> _Short problem_: For the records below, give the count of lines holding the word "average" and nothing more.

|---|

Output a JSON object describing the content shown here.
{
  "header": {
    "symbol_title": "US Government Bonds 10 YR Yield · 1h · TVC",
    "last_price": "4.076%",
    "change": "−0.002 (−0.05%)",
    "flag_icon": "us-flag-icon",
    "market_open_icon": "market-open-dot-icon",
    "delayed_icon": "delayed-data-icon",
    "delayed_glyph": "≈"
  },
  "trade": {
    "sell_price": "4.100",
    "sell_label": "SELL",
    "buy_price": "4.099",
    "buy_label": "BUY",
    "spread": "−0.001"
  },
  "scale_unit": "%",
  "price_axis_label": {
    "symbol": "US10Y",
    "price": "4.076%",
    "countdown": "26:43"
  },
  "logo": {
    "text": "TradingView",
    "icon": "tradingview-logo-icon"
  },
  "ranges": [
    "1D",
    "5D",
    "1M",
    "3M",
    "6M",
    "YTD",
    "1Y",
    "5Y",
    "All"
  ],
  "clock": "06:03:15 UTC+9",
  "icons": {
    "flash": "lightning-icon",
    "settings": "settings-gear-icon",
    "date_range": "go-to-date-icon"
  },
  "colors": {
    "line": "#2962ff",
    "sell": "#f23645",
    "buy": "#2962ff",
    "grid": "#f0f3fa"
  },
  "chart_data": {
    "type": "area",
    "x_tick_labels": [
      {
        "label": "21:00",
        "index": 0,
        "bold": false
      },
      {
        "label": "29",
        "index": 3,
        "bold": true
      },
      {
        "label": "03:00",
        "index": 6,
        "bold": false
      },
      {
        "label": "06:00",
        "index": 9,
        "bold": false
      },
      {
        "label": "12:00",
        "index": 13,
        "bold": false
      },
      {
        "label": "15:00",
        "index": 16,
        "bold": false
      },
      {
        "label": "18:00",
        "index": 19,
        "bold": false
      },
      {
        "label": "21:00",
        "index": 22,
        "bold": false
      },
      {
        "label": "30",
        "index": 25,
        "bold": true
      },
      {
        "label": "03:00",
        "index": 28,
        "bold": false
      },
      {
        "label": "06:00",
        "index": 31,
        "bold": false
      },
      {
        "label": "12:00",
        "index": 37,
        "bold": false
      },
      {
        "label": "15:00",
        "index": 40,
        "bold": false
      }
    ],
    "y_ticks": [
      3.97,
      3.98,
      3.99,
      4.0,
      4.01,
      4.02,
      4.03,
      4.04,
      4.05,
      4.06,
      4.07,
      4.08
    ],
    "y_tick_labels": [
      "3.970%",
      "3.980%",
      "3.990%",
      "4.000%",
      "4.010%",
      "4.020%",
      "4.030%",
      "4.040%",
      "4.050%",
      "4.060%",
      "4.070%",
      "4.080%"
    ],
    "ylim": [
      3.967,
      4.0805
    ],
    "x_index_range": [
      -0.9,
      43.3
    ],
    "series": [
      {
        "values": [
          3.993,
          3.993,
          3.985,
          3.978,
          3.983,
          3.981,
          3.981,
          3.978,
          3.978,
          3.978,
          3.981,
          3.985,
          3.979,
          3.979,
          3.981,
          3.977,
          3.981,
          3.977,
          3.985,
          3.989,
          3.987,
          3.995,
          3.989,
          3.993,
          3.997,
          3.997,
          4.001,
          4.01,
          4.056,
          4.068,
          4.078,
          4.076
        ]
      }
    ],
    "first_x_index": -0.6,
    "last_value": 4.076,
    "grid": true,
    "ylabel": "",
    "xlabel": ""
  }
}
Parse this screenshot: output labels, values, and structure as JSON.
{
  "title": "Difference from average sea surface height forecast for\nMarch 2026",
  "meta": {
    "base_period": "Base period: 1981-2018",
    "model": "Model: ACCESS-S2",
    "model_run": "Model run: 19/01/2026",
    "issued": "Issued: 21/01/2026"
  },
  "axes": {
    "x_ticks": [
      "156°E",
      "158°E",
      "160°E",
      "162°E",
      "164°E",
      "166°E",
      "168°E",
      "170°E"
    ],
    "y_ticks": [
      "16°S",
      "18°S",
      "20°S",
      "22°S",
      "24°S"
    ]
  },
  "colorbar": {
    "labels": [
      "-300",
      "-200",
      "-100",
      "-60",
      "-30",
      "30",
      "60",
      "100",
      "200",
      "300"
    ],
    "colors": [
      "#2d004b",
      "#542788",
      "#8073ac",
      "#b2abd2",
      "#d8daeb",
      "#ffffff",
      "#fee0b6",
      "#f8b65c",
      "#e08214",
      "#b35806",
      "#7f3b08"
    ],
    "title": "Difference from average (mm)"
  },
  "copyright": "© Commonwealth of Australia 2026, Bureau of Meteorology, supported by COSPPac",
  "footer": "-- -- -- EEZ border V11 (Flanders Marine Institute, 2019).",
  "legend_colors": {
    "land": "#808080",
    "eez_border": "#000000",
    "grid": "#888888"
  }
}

|---|

> _Output below_: 2